> [MATERIAL SUPPLIED]

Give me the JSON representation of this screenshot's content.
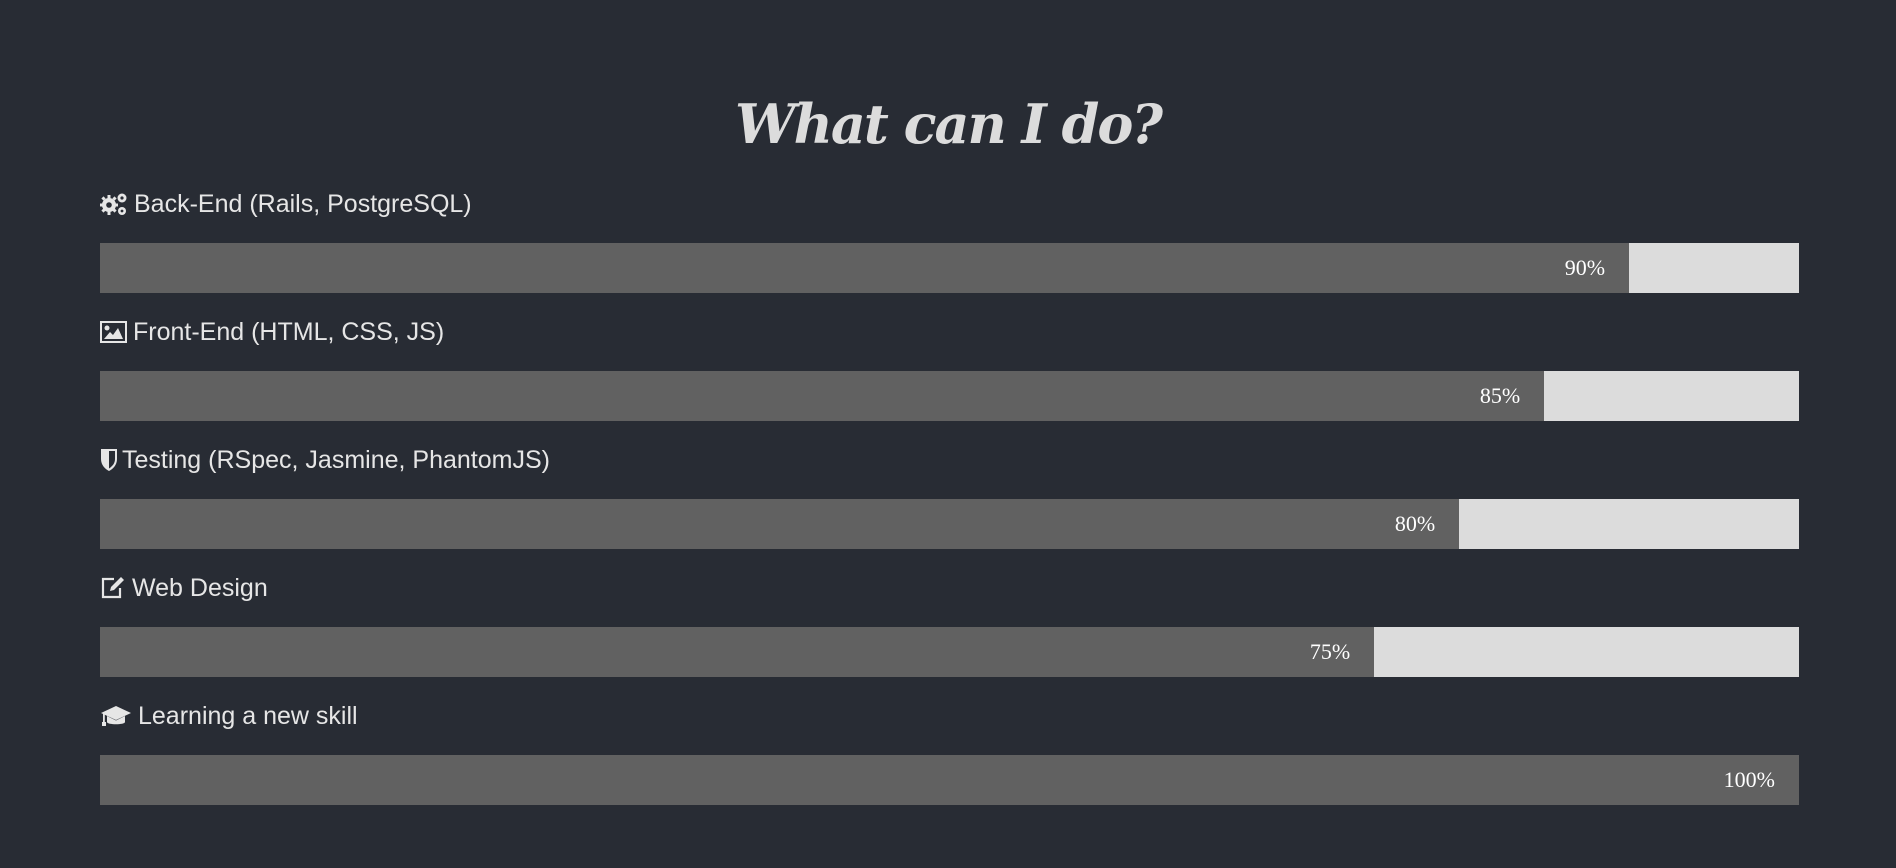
{
  "title": "What can I do?",
  "skills": [
    {
      "label": "Back-End (Rails, PostgreSQL)",
      "icon": "gears-icon",
      "percent_label": "90%",
      "percent": 90
    },
    {
      "label": "Front-End (HTML, CSS, JS)",
      "icon": "image-icon",
      "percent_label": "85%",
      "percent": 85
    },
    {
      "label": "Testing (RSpec, Jasmine, PhantomJS)",
      "icon": "shield-icon",
      "percent_label": "80%",
      "percent": 80
    },
    {
      "label": "Web Design",
      "icon": "edit-icon",
      "percent_label": "75%",
      "percent": 75
    },
    {
      "label": "Learning a new skill",
      "icon": "graduation-cap-icon",
      "percent_label": "100%",
      "percent": 100
    }
  ],
  "colors": {
    "background": "#282c34",
    "bar_fill": "#616161",
    "bar_track": "#dcdcdc",
    "text": "#e6e6e6"
  }
}
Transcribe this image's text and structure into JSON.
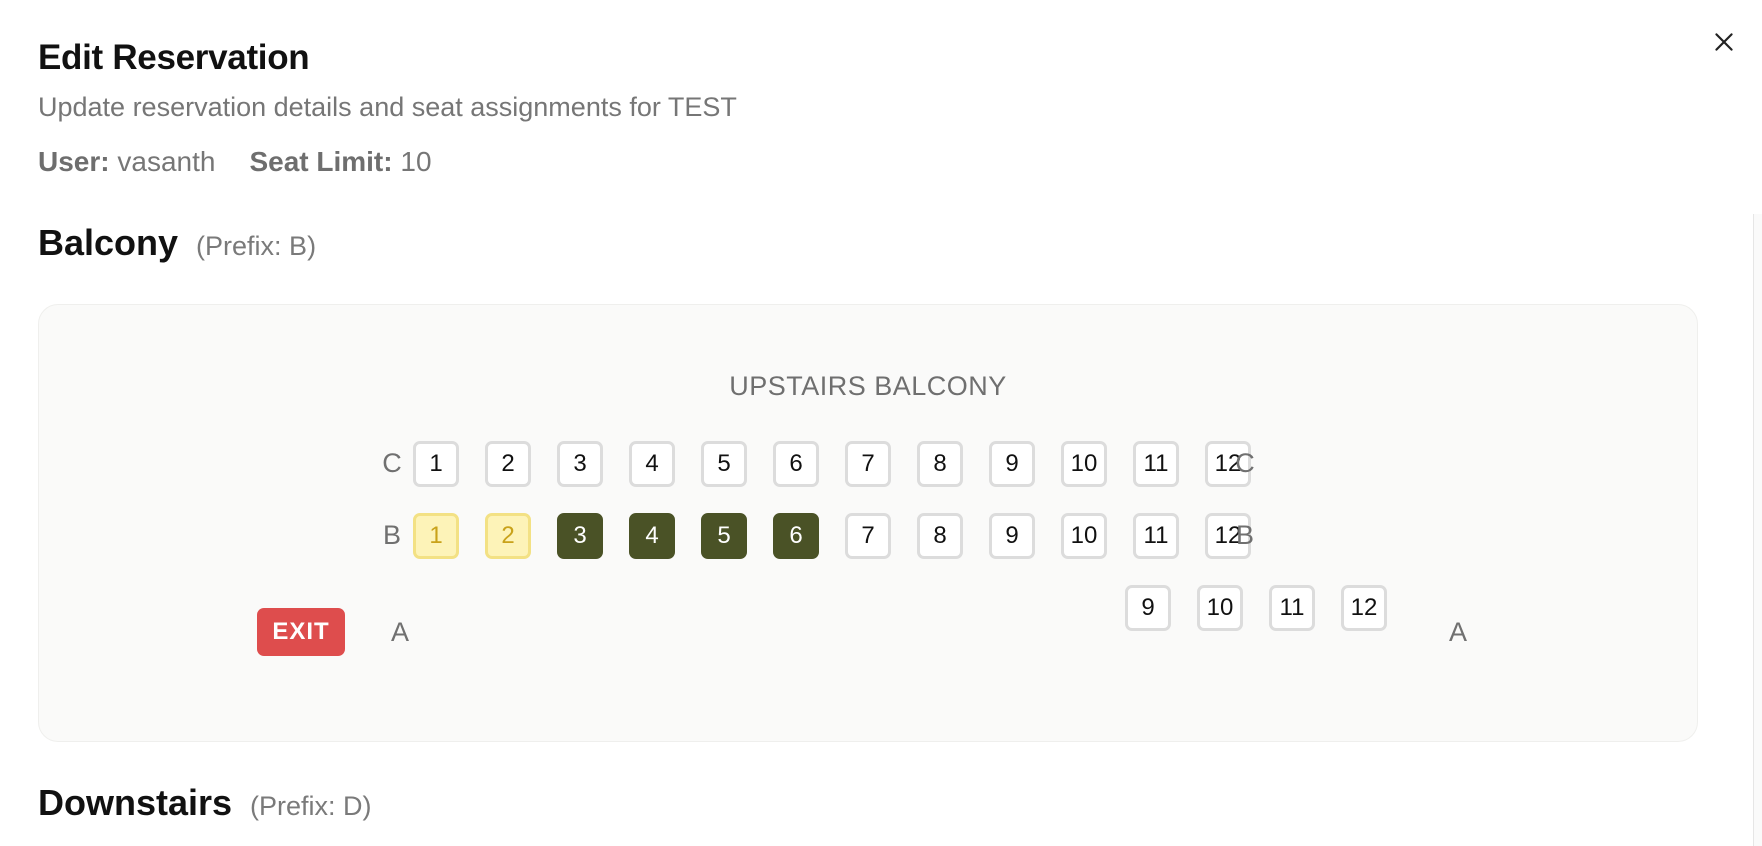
{
  "dialog": {
    "title": "Edit Reservation",
    "subtitle": "Update reservation details and seat assignments for TEST",
    "user_label": "User:",
    "user_value": "vasanth",
    "seat_limit_label": "Seat Limit:",
    "seat_limit_value": "10",
    "close_icon": "close-icon"
  },
  "sections": [
    {
      "name": "Balcony",
      "prefix": "(Prefix: B)",
      "stage_label": "UPSTAIRS BALCONY",
      "exit_label": "EXIT",
      "rows": [
        {
          "label": "C",
          "seats": [
            {
              "n": "1",
              "state": "available"
            },
            {
              "n": "2",
              "state": "available"
            },
            {
              "n": "3",
              "state": "available"
            },
            {
              "n": "4",
              "state": "available"
            },
            {
              "n": "5",
              "state": "available"
            },
            {
              "n": "6",
              "state": "available"
            },
            {
              "n": "7",
              "state": "available"
            },
            {
              "n": "8",
              "state": "available"
            },
            {
              "n": "9",
              "state": "available"
            },
            {
              "n": "10",
              "state": "available"
            },
            {
              "n": "11",
              "state": "available"
            },
            {
              "n": "12",
              "state": "available"
            }
          ]
        },
        {
          "label": "B",
          "seats": [
            {
              "n": "1",
              "state": "pending"
            },
            {
              "n": "2",
              "state": "pending"
            },
            {
              "n": "3",
              "state": "reserved"
            },
            {
              "n": "4",
              "state": "reserved"
            },
            {
              "n": "5",
              "state": "reserved"
            },
            {
              "n": "6",
              "state": "reserved"
            },
            {
              "n": "7",
              "state": "available"
            },
            {
              "n": "8",
              "state": "available"
            },
            {
              "n": "9",
              "state": "available"
            },
            {
              "n": "10",
              "state": "available"
            },
            {
              "n": "11",
              "state": "available"
            },
            {
              "n": "12",
              "state": "available"
            }
          ]
        },
        {
          "label": "A",
          "seats": [
            {
              "n": "9",
              "state": "available"
            },
            {
              "n": "10",
              "state": "available"
            },
            {
              "n": "11",
              "state": "available"
            },
            {
              "n": "12",
              "state": "available"
            }
          ]
        }
      ]
    },
    {
      "name": "Downstairs",
      "prefix": "(Prefix: D)"
    }
  ],
  "colors": {
    "available": "#ffffff",
    "pending": "#fdf3b8",
    "reserved": "#4a5226",
    "exit": "#de4d4d"
  }
}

> [WHAT NEEDS TO BE DONE]
Each entry must be retyped word for word, with every image omitted.

> [RESPONSE FOR THIS EXERCISE]
Give me the JSON representation of this screenshot's content.
{
  "title": "What can I do?",
  "skills": [
    {
      "label": "Back-End (Rails, PostgreSQL)",
      "icon": "gears-icon",
      "percent_label": "90%",
      "percent": 90
    },
    {
      "label": "Front-End (HTML, CSS, JS)",
      "icon": "image-icon",
      "percent_label": "85%",
      "percent": 85
    },
    {
      "label": "Testing (RSpec, Jasmine, PhantomJS)",
      "icon": "shield-icon",
      "percent_label": "80%",
      "percent": 80
    },
    {
      "label": "Web Design",
      "icon": "edit-icon",
      "percent_label": "75%",
      "percent": 75
    },
    {
      "label": "Learning a new skill",
      "icon": "graduation-cap-icon",
      "percent_label": "100%",
      "percent": 100
    }
  ],
  "colors": {
    "background": "#282c34",
    "bar_fill": "#616161",
    "bar_track": "#dcdcdc",
    "text": "#e6e6e6"
  }
}
Transcribe this image's text and structure into JSON.
{
  "dialog": {
    "title": "Edit Reservation",
    "subtitle": "Update reservation details and seat assignments for TEST",
    "user_label": "User:",
    "user_value": "vasanth",
    "seat_limit_label": "Seat Limit:",
    "seat_limit_value": "10",
    "close_icon": "close-icon"
  },
  "sections": [
    {
      "name": "Balcony",
      "prefix": "(Prefix: B)",
      "stage_label": "UPSTAIRS BALCONY",
      "exit_label": "EXIT",
      "rows": [
        {
          "label": "C",
          "seats": [
            {
              "n": "1",
              "state": "available"
            },
            {
              "n": "2",
              "state": "available"
            },
            {
              "n": "3",
              "state": "available"
            },
            {
              "n": "4",
              "state": "available"
            },
            {
              "n": "5",
              "state": "available"
            },
            {
              "n": "6",
              "state": "available"
            },
            {
              "n": "7",
              "state": "available"
            },
            {
              "n": "8",
              "state": "available"
            },
            {
              "n": "9",
              "state": "available"
            },
            {
              "n": "10",
              "state": "available"
            },
            {
              "n": "11",
              "state": "available"
            },
            {
              "n": "12",
              "state": "available"
            }
          ]
        },
        {
          "label": "B",
          "seats": [
            {
              "n": "1",
              "state": "pending"
            },
            {
              "n": "2",
              "state": "pending"
            },
            {
              "n": "3",
              "state": "reserved"
            },
            {
              "n": "4",
              "state": "reserved"
            },
            {
              "n": "5",
              "state": "reserved"
            },
            {
              "n": "6",
              "state": "reserved"
            },
            {
              "n": "7",
              "state": "available"
            },
            {
              "n": "8",
              "state": "available"
            },
            {
              "n": "9",
              "state": "available"
            },
            {
              "n": "10",
              "state": "available"
            },
            {
              "n": "11",
              "state": "available"
            },
            {
              "n": "12",
              "state": "available"
            }
          ]
        },
        {
          "label": "A",
          "seats": [
            {
              "n": "9",
              "state": "available"
            },
            {
              "n": "10",
              "state": "available"
            },
            {
              "n": "11",
              "state": "available"
            },
            {
              "n": "12",
              "state": "available"
            }
          ]
        }
      ]
    },
    {
      "name": "Downstairs",
      "prefix": "(Prefix: D)"
    }
  ],
  "colors": {
    "available": "#ffffff",
    "pending": "#fdf3b8",
    "reserved": "#4a5226",
    "exit": "#de4d4d"
  }
}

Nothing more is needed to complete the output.